Tujuan Tugas 1: Dalam kutipan sumber, kalimat "Cara beliau bertutur kata sangatlah..." menyebutkan beberapa sifat cara Rasulullah bertutur kata. Tuliskan semua sifat tersebut.
Tujuan Tugas 2:
Jawablah pertanyaan berikut berdasarkan kutipan sumber.
(a) Siapa penulis tulisan tersebut?
(b) Apa arti jawami' al-kalim menurut tulisan itu?
(c) Siapa perawi yang mendengar sabda Rasulullah tentang jawami' al-kalim?
Tujuan Tugas 3: Lanjutkan kutipan sumber tentang tutur kata Nabi Muhammad SAW mulai dari titik tulisan itu terhenti.

Kutipan Sumber:
• logo nu online
Home Nasional Warta Sejarah Khutbah Taushiyah Kuluwung Ubudiyah Daerah Keislaman Syariah Obituari Risalah Doa Tokoh Tauhid Profil Hikmah Opini Wawancara PWNU Ngalogat Ekonomi Lainnya
Sabtu, 4 Mei 2024

Hikmah

Meneladani Tutur Kata Nabi Muhammad SAW

Meneladani Tutur Kata Nabi Muhammad SAW
Ilustrasi (NU Online)
Ilustrasi (NU Online)

Oleh KH Ahmad Zuhri Adnan

Salah satu akhlak Rasulullah yang harus kita teladani adalah caranya berbicara dan menjaga lisan. Cara beliau bertutur kata sangatlah beradab, santun, bahasanya tersusun indah dan mudah dipahami. Setiap perkataan Rasulullah SAW mengandung kebenaran. Beberapa hadits menggambarkan cara bicara Rasulullah

Pertama, Rasulullah berbicara jawami’ al-kalim atau ungkapan yang singkat tetapi luas maknanya. Berbicara dengan perinci, tidak lebih dan tidak kurang. Abu Hurairah ra meriwayatkan bahwa ia mendengar Rasulullah SaW bersabda: 

بُعِثْتُ بِجَوَامِعِ الْكَلِمِ…

“Aku diutus dengan jawami’ al-kalim (ucapan singkat tetapi sarat makna)... (HR. Bukhari, kitab at-Ta’bir)

Data Entri:

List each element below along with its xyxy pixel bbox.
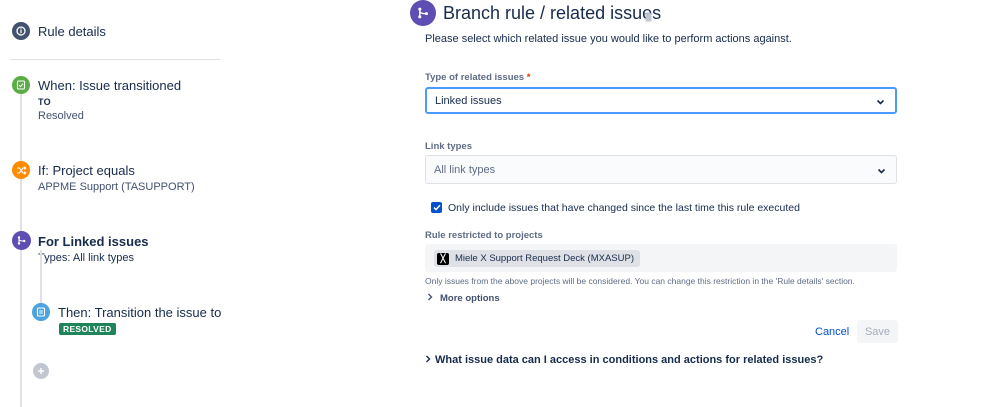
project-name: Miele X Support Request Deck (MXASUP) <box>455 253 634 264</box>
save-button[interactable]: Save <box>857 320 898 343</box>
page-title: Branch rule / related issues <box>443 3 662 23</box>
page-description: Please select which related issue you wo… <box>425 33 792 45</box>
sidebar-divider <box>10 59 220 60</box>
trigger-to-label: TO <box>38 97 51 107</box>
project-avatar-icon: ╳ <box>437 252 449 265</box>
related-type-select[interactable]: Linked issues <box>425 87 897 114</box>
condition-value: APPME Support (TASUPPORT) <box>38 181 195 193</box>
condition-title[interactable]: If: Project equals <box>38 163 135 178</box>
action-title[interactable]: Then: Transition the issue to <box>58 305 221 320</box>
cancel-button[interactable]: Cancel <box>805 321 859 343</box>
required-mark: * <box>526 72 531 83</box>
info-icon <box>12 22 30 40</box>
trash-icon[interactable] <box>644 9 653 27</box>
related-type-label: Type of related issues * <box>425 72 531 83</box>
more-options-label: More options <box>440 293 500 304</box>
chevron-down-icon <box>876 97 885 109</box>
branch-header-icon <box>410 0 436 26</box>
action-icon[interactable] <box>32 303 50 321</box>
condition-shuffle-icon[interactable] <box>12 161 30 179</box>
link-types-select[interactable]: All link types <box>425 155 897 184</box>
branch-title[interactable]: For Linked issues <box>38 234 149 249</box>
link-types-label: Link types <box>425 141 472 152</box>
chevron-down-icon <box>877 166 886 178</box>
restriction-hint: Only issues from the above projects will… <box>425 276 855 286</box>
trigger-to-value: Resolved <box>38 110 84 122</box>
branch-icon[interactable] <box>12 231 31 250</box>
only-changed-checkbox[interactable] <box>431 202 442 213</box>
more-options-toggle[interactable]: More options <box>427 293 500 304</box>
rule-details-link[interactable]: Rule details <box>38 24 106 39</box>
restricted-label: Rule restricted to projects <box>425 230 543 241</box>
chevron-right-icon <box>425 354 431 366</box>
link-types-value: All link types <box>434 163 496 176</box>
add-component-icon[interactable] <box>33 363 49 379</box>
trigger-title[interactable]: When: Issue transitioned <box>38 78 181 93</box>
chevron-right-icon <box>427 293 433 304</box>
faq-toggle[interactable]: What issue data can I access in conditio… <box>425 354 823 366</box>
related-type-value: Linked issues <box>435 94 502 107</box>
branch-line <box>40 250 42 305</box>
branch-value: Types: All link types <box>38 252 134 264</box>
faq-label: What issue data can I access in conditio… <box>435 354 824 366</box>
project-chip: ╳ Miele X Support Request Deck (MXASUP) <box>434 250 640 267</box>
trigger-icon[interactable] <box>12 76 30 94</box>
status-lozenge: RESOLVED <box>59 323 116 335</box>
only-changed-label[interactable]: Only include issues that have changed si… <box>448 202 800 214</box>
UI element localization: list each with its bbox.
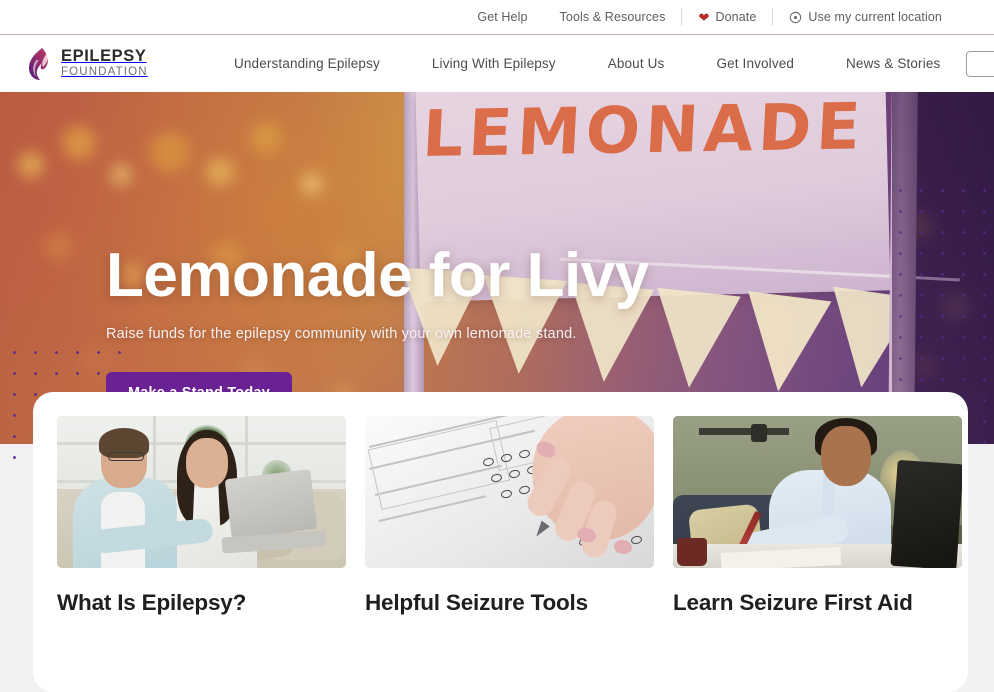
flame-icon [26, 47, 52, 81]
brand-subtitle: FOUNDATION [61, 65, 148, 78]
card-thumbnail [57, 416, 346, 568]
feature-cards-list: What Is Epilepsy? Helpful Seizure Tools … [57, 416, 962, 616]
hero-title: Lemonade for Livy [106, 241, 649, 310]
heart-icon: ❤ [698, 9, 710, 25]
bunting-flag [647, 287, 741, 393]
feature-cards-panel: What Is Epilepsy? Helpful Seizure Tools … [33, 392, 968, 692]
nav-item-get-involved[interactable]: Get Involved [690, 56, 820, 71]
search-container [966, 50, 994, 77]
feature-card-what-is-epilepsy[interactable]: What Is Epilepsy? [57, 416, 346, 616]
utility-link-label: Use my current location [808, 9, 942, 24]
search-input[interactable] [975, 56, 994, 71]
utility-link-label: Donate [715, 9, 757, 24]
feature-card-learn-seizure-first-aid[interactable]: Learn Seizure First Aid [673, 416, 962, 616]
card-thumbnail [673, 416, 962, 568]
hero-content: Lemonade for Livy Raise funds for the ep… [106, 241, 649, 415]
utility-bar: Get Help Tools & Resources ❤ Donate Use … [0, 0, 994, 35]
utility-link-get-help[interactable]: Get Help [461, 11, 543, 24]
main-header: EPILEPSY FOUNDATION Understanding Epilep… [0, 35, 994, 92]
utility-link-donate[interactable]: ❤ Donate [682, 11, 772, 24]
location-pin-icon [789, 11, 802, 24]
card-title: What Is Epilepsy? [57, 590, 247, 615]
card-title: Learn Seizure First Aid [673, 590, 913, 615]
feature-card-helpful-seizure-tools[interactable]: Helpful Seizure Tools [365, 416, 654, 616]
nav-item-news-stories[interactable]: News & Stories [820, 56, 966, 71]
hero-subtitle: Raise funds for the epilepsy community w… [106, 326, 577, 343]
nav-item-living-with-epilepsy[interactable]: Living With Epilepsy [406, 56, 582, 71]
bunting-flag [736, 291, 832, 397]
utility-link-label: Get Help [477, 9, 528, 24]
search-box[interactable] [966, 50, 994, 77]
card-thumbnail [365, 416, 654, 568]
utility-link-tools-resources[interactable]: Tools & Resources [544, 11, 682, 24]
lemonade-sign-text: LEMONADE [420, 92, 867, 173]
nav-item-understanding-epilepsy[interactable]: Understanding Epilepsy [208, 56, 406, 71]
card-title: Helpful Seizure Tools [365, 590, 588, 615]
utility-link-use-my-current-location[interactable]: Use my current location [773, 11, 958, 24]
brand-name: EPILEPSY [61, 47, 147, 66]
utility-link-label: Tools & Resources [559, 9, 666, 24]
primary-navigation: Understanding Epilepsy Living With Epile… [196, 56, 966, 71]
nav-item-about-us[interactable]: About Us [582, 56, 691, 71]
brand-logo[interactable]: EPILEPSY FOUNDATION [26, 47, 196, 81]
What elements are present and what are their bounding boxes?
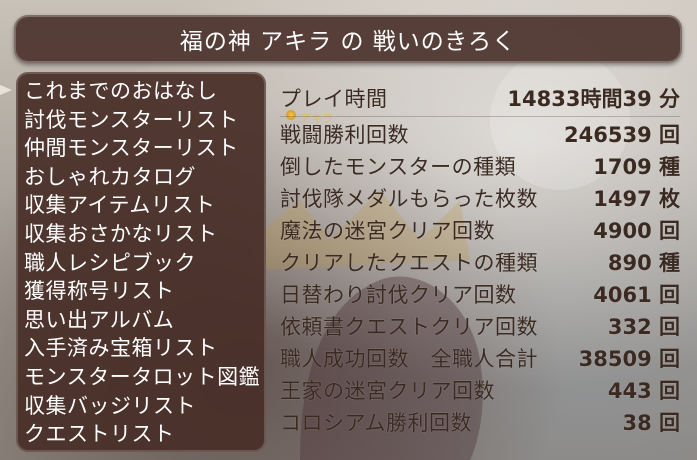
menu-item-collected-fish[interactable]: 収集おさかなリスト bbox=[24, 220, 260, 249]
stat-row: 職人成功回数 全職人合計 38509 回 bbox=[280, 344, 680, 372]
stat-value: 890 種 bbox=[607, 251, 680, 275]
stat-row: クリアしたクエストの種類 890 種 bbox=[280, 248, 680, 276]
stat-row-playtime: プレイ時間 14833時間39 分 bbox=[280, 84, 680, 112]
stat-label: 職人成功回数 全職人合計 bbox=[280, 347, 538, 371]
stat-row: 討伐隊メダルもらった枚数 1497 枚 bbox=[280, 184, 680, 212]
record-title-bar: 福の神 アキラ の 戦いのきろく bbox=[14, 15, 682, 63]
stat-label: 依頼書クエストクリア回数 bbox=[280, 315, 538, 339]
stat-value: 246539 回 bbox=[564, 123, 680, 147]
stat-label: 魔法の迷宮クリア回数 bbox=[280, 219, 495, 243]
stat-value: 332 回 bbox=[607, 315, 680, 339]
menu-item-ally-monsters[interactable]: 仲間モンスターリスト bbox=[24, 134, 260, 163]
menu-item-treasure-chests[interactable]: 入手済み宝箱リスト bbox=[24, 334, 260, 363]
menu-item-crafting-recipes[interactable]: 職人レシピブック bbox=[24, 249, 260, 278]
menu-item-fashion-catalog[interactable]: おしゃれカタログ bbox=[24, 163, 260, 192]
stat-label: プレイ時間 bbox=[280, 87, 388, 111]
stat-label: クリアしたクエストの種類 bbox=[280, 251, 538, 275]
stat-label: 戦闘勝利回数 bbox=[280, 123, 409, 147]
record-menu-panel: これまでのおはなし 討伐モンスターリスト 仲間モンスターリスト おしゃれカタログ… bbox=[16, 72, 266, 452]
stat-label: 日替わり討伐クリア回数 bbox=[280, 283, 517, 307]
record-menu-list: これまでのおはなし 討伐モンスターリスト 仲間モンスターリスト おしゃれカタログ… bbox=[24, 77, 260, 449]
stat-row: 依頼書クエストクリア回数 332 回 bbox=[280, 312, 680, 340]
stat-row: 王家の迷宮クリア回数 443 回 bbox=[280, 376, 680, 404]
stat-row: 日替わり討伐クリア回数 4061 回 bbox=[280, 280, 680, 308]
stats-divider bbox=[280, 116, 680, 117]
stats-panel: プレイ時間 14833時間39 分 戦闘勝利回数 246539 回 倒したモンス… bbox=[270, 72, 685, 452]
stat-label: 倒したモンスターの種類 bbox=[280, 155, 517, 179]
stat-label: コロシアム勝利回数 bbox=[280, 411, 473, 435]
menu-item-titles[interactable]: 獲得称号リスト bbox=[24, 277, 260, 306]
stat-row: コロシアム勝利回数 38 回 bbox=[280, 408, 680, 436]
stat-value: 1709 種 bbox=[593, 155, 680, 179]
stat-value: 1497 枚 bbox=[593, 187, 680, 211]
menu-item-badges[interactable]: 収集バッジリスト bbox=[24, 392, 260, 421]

Hasil 1:
beradab
santun
bahasanya tersusun indah
mudah dipahami

Hasil 2:
(a) KH Ahmad Zuhri Adnan
(b) Ungkapan yang singkat tetapi luas maknanya
(c) Abu Hurairah ra

Hasil 3:
Kedua,  Rasulullah memerintahkan kita untuk tidak berbicara kecuali yang bermanfaat. Abu Hurairah meriwayatkan bahwa Rasulullah SAW bersabda, 

مَنْ كَانَ يُؤْمِنُ بِاللَّهِ وَالْيَوْمِ الآخِرِ، فَلْيَقُلْ خَيْرًا أَوْ لِيَصْمُتْ

“Siapa yang beriman  kepada Allah dan Hari Akhir, maka hendaklah dia berkata baik atau diam.” (HR. Bukhari no. 6018)

Ibnu Hajar dalam kitab Al-Fath menjelaskan  bahwa perkataan baik adalah perkataan yang tergolong wajib atau sunnah untuk diucapkan. Karenanya segala perkataan yang berorientasi padanya pada hal wajib atau sunnah termasuk dalam kategori perkataan baik., dan perkataan yang tidak termasuk dalam kategori tersebut berarti tergolong perkataan jelek atau yang mengarah pada kejelekan. 

Ketiga, Rasulullah jika berbicara mengulangi ucapan tiga kali agar bisa dipahami secara paripurna. Ini sesuai dengan penuturan Anas bin Mali Ra., “Rasulullah SAW suka mengulang kata-kata yang diucapkannya sebanyak tiga kali agar dapat dipahami.” (HR. Tirmidzi)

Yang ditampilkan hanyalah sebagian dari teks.